■ Requirements ■
Among the records that follow, count the lines with the string "xlabel"; report only that count.

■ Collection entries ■
— begin —
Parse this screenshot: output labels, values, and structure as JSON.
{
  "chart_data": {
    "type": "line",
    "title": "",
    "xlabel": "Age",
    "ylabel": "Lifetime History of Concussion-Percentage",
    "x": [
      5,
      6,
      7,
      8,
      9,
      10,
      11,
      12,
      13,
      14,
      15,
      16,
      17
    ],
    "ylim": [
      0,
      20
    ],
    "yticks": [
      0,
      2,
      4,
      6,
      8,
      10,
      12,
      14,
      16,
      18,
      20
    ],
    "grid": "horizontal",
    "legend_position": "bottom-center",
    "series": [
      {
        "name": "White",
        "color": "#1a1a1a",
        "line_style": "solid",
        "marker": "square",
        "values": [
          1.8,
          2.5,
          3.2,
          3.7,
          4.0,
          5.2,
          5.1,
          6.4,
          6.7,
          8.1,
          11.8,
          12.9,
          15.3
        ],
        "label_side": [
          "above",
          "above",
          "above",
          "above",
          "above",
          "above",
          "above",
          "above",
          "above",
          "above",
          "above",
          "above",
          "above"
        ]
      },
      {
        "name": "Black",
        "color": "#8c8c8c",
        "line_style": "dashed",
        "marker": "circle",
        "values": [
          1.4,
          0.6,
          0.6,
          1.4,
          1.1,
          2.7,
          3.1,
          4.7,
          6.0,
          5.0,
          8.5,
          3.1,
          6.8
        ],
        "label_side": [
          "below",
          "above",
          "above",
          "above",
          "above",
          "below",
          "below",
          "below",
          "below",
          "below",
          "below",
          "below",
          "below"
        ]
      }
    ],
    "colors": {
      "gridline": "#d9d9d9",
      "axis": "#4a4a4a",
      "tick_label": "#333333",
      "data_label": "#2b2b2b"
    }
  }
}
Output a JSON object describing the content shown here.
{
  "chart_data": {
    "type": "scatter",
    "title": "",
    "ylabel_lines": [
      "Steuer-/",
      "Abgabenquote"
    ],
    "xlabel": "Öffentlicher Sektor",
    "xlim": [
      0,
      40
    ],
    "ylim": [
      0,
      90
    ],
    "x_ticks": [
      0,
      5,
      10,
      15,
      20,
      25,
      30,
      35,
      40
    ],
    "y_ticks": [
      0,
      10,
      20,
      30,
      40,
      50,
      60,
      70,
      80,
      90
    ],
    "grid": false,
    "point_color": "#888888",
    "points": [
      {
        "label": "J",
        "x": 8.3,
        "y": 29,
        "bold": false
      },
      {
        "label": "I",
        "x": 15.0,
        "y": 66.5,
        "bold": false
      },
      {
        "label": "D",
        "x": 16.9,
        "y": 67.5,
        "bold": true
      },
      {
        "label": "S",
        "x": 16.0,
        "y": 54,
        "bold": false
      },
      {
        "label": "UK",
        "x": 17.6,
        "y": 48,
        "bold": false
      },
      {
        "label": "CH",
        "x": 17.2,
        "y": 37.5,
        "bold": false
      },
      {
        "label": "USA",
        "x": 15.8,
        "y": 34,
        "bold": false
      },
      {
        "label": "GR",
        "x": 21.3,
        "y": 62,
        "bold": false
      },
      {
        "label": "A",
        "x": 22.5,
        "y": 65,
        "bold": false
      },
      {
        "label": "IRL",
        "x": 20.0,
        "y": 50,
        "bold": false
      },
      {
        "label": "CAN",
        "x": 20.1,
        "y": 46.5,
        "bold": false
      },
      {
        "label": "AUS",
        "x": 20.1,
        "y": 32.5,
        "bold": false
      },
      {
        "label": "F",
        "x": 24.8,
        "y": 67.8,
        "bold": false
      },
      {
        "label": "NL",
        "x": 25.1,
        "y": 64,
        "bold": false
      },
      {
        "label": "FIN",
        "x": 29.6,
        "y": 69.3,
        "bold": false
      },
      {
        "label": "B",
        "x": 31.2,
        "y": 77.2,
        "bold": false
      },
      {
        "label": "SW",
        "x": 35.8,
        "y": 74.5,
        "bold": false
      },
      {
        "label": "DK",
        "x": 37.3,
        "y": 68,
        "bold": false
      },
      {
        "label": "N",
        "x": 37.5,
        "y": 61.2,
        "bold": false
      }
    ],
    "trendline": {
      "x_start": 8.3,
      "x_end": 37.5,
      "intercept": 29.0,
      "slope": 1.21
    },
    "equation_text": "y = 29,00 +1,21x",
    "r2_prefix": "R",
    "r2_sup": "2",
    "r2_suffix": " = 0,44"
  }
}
— end —
■ Expected output ■
2